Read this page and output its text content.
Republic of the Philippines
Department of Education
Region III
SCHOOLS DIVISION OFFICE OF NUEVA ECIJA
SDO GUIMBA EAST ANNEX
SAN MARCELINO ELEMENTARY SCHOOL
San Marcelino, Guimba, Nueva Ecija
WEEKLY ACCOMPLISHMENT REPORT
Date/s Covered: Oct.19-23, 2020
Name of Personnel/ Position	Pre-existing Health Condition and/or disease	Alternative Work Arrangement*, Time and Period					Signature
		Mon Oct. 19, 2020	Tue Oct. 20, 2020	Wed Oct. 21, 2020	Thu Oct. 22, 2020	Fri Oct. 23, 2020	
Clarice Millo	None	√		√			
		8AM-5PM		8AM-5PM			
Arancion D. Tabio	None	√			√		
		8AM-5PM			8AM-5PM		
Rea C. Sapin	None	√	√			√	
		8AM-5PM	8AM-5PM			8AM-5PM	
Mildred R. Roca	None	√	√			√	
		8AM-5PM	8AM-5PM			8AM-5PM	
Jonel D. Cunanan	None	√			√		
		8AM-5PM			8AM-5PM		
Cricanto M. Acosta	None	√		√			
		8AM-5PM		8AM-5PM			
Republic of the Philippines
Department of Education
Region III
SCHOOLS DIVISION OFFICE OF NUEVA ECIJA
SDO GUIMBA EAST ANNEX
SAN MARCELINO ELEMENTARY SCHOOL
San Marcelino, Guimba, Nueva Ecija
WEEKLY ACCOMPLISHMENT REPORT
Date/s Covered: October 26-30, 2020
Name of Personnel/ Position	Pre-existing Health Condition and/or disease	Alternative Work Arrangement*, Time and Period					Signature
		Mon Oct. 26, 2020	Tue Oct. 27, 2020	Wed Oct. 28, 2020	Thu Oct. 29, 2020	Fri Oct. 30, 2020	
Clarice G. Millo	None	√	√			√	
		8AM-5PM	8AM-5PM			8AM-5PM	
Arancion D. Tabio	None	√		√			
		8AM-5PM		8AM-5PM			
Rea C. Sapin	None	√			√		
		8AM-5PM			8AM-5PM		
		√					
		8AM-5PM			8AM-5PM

•••

◆ **Task brief**
Your task is to repeat each line of the material exactly.

◆ **Result of this exercise**
Read this page and output its text content.
Republic of the Philippines
Department of Education
Region III
SCHOOLS DIVISION OFFICE OF NUEVA ECIJA
SDO GUIMBA EAST ANNEX
SAN MARCELINO ELEMENTARY SCHOOL
San Marcelino, Guimba, Nueva Ecija
WEEKLY ACCOMPLISHMENT REPORT
Date/s Covered: Oct.19-23, 2020
Name of Personnel/ Position	Pre-existing Health Condition and/or disease	Alternative Work Arrangement*, Time and Period					Signature
		Mon Oct. 19, 2020	Tue Oct. 20, 2020	Wed Oct. 21, 2020	Thu Oct. 22, 2020	Fri Oct. 23, 2020	
Clarice Millo	None	√		√			
		8AM-5PM		8AM-5PM			
Arancion D. Tabio	None	√			√		
		8AM-5PM			8AM-5PM		
Rea C. Sapin	None	√	√			√	
		8AM-5PM	8AM-5PM			8AM-5PM	
Mildred R. Roca	None	√	√			√	
		8AM-5PM	8AM-5PM			8AM-5PM	
Jonel D. Cunanan	None	√			√		
		8AM-5PM			8AM-5PM		
Cricanto M. Acosta	None	√		√			
		8AM-5PM		8AM-5PM			
Republic of the Philippines
Department of Education
Region III
SCHOOLS DIVISION OFFICE OF NUEVA ECIJA
SDO GUIMBA EAST ANNEX
SAN MARCELINO ELEMENTARY SCHOOL
San Marcelino, Guimba, Nueva Ecija
WEEKLY ACCOMPLISHMENT REPORT
Date/s Covered: October 26-30, 2020
Name of Personnel/ Position	Pre-existing Health Condition and/or disease	Alternative Work Arrangement*, Time and Period					Signature
		Mon Oct. 26, 2020	Tue Oct. 27, 2020	Wed Oct. 28, 2020	Thu Oct. 29, 2020	Fri Oct. 30, 2020	
Clarice G. Millo	None	√	√			√	
		8AM-5PM	8AM-5PM			8AM-5PM	
Arancion D. Tabio	None	√		√			
		8AM-5PM		8AM-5PM			
Rea C. Sapin	None	√			√		
		8AM-5PM			8AM-5PM		
		√					
		8AM-5PM			8AM-5PM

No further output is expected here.